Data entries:
━━━

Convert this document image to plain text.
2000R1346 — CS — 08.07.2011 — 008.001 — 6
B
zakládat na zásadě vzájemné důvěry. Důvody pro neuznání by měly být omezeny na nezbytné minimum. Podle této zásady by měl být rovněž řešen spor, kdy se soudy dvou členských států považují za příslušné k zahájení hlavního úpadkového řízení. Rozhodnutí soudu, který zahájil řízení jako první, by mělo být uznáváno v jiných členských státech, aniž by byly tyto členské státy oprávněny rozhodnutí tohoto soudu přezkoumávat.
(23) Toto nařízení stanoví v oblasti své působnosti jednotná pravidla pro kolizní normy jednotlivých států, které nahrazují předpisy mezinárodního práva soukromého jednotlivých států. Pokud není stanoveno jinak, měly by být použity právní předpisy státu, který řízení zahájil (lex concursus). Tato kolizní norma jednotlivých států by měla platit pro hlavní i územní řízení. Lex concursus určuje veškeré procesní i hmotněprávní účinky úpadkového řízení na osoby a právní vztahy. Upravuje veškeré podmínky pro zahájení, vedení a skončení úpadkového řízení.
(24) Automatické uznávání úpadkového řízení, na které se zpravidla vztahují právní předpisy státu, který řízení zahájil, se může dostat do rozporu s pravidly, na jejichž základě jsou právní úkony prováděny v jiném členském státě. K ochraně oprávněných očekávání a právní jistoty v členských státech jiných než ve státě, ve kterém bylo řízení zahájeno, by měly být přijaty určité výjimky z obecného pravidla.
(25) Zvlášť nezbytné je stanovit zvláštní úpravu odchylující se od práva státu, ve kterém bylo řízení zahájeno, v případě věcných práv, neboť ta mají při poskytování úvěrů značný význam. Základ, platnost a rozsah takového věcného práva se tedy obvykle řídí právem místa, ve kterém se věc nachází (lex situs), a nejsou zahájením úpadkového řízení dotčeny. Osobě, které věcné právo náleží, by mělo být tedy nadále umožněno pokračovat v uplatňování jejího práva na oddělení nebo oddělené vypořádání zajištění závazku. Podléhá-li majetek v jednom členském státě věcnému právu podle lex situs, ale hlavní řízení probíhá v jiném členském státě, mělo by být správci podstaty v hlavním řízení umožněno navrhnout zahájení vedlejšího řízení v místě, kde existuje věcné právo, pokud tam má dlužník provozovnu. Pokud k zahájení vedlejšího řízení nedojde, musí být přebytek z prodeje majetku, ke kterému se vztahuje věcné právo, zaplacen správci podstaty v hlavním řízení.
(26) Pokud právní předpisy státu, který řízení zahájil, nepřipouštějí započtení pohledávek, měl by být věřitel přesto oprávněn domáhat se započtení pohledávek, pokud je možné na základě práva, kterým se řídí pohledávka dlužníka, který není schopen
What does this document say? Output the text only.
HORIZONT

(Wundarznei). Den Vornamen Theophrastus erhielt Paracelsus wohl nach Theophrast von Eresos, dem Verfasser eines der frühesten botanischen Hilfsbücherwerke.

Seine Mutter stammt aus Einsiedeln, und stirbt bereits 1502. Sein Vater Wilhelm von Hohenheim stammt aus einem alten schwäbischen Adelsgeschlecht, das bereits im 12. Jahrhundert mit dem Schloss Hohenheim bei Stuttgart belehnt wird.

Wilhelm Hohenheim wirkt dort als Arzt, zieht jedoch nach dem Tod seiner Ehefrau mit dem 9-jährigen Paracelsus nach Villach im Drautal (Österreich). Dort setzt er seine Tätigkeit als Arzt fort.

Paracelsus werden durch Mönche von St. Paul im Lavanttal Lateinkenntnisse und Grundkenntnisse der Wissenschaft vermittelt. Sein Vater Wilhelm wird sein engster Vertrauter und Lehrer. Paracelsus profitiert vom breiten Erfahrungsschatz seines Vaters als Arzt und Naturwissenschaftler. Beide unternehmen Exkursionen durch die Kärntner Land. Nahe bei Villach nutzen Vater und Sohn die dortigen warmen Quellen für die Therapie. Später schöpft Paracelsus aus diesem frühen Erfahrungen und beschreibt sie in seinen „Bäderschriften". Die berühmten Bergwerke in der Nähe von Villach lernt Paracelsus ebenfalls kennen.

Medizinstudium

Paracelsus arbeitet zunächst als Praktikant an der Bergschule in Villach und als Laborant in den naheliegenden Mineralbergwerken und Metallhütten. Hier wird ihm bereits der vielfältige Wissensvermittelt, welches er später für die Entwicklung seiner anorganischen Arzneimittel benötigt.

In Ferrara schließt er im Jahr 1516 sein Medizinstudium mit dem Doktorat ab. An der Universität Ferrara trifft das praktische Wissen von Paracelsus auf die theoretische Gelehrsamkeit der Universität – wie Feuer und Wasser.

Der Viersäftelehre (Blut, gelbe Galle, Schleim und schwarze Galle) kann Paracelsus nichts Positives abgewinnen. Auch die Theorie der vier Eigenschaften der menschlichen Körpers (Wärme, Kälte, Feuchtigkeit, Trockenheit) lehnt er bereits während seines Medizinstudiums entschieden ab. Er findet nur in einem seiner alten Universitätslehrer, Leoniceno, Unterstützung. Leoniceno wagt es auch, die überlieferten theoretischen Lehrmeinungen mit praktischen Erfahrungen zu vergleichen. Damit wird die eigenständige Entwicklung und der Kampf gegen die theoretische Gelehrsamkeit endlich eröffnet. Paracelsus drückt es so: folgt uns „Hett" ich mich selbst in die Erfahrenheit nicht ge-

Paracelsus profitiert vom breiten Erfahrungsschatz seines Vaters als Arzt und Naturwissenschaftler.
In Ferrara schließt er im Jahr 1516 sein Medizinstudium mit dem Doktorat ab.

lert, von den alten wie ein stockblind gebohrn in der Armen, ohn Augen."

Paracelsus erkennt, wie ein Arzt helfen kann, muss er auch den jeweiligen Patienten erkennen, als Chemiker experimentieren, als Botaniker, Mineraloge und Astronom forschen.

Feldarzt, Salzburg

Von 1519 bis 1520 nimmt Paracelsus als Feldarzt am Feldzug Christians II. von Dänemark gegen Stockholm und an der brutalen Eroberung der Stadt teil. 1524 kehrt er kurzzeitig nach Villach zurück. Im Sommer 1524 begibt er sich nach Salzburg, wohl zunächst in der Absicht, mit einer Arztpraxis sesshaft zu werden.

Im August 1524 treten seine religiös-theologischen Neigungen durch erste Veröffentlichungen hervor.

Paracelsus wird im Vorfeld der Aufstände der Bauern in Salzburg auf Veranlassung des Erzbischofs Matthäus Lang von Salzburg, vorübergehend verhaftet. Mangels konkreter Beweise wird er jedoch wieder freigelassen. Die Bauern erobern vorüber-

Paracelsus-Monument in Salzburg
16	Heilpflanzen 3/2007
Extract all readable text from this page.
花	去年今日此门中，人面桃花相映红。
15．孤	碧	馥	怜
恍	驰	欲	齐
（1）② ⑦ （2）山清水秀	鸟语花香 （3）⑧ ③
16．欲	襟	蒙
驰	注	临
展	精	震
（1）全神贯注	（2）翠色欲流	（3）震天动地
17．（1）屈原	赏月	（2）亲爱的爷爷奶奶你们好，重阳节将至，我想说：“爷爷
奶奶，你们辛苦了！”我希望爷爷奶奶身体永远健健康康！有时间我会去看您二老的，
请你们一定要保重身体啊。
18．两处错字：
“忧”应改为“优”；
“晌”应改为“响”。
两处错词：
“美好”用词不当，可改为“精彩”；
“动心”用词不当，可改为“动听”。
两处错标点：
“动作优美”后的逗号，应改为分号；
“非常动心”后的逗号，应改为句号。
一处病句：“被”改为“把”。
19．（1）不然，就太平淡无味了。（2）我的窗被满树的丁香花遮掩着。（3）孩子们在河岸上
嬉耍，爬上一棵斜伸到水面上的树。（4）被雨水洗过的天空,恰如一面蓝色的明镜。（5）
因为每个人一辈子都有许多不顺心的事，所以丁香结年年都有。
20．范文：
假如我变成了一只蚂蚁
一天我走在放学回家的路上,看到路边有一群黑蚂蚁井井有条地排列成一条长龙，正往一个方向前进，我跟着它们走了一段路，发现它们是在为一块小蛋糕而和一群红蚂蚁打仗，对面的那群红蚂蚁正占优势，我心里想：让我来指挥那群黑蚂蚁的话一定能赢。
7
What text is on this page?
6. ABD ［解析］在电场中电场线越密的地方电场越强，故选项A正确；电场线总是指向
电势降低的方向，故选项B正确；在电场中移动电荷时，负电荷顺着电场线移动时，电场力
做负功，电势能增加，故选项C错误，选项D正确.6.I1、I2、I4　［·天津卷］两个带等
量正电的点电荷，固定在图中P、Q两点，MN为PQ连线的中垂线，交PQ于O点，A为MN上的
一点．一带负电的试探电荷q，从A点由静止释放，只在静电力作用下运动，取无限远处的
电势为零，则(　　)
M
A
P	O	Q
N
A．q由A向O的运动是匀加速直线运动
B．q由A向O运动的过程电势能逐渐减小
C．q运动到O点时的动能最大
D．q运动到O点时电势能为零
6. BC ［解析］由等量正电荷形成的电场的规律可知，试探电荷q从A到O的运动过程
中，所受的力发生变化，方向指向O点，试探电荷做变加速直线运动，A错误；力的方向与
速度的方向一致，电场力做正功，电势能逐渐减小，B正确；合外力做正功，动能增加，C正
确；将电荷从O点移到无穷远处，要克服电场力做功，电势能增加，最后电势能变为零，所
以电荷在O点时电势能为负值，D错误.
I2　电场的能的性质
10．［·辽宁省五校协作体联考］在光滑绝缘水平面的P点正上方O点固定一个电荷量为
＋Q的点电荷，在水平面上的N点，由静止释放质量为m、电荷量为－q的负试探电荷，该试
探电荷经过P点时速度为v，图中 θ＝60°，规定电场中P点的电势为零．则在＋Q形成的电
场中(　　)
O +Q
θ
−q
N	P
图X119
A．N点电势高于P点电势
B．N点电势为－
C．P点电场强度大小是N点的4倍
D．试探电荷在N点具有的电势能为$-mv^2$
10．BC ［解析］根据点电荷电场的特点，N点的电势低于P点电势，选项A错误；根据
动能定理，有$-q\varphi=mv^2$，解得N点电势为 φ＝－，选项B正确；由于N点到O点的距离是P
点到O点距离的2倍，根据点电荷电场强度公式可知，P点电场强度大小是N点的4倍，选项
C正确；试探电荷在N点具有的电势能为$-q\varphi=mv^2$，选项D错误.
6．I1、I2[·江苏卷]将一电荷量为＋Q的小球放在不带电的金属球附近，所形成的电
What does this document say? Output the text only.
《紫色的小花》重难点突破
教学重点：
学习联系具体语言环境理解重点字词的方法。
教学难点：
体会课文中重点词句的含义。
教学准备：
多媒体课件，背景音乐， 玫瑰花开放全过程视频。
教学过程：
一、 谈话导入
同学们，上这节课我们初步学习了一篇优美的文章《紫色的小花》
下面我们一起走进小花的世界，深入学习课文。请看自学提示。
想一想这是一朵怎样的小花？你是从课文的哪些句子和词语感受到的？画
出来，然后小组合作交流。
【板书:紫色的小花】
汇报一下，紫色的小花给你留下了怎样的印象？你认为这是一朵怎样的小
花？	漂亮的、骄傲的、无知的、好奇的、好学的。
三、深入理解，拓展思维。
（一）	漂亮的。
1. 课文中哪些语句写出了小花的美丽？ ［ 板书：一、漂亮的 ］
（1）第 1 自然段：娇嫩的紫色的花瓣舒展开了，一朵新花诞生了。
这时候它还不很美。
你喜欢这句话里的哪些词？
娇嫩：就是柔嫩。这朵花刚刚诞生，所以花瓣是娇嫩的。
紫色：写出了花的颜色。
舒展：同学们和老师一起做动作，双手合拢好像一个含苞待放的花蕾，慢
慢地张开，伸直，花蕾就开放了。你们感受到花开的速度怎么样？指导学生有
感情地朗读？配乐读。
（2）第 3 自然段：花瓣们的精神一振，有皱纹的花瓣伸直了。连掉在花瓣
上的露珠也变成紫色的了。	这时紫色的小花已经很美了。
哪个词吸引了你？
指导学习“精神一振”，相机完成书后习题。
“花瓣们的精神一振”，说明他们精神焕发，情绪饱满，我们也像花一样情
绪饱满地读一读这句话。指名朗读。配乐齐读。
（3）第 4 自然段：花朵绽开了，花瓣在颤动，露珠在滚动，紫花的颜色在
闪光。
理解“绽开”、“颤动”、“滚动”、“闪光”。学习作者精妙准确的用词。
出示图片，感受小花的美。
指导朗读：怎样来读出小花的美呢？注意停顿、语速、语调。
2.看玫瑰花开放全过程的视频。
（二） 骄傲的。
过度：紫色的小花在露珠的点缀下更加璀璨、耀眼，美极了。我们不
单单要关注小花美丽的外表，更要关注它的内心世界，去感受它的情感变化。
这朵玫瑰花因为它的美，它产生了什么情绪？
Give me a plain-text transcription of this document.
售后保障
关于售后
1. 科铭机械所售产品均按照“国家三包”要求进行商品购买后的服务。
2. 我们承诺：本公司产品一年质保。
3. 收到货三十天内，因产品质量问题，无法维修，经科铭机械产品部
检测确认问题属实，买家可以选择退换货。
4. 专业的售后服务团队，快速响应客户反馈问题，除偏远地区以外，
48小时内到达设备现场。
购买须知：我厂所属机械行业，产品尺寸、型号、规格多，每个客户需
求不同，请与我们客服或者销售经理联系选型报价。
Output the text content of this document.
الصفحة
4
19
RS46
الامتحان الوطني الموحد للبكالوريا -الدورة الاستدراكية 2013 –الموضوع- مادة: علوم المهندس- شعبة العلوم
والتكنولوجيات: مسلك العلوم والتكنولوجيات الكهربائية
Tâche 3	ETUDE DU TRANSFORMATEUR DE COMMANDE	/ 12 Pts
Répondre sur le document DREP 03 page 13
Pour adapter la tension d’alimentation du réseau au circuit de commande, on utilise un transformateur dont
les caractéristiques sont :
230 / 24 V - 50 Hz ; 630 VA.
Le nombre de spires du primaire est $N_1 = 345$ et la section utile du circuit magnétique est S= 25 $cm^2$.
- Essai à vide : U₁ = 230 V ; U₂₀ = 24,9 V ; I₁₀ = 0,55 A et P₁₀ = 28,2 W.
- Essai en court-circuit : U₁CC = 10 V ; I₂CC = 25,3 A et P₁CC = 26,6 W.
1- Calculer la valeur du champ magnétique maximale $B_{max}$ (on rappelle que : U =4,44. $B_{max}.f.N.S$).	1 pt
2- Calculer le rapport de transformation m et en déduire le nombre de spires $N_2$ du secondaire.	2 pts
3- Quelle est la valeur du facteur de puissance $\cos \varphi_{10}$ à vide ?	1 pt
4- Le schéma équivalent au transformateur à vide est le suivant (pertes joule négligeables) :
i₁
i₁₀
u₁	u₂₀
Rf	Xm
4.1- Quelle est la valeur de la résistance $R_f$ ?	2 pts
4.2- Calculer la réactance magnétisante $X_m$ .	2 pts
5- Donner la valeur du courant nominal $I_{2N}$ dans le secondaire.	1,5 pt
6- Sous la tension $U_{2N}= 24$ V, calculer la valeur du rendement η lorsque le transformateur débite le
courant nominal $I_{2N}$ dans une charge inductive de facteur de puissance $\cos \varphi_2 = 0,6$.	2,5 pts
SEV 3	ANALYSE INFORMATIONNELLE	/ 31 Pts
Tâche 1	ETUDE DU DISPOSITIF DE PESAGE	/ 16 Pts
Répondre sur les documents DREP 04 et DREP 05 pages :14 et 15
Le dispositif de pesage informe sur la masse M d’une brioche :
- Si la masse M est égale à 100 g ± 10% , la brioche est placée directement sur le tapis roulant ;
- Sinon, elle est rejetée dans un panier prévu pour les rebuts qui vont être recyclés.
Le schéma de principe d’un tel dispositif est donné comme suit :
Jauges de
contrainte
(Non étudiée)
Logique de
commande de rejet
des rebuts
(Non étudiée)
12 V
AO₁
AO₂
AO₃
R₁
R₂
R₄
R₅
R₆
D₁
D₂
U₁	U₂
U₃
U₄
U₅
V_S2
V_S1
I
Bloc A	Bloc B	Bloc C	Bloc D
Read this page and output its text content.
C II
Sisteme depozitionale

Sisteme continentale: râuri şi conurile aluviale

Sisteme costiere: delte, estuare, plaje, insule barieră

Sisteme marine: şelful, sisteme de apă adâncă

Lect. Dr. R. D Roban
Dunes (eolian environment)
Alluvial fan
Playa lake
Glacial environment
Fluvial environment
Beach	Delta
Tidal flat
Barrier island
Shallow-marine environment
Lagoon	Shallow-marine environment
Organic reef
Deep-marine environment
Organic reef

━━━

= Direction =
In the listing, find each line with the string "werden" and copy it.

= The result =
Paracelsus werden durch Mönche von St. Paul im Lavanttal Lateinkenntnisse und Grundkenntnisse der Wissenschaft vermittelt. Sein Vater Wilhelm wird sein engster Vertrauter und Lehrer. Paracelsus profitiert vom breiten Erfahrungsschatz seines Vaters als Arzt und Naturwissenschaftler. Beide unternehmen Exkursionen durch die Kärntner Land. Nahe bei Villach nutzen Vater und Sohn die dortigen warmen Quellen für die Therapie. Später schöpft Paracelsus aus diesem frühen Erfahrungen und beschreibt sie in seinen „Bäderschriften". Die berühmten Bergwerke in der Nähe von Villach lernt Paracelsus ebenfalls kennen.
Von 1519 bis 1520 nimmt Paracelsus als Feldarzt am Feldzug Christians II. von Dänemark gegen Stockholm und an der brutalen Eroberung der Stadt teil. 1524 kehrt er kurzzeitig nach Villach zurück. Im Sommer 1524 begibt er sich nach Salzburg, wohl zunächst in der Absicht, mit einer Arztpraxis sesshaft zu werden.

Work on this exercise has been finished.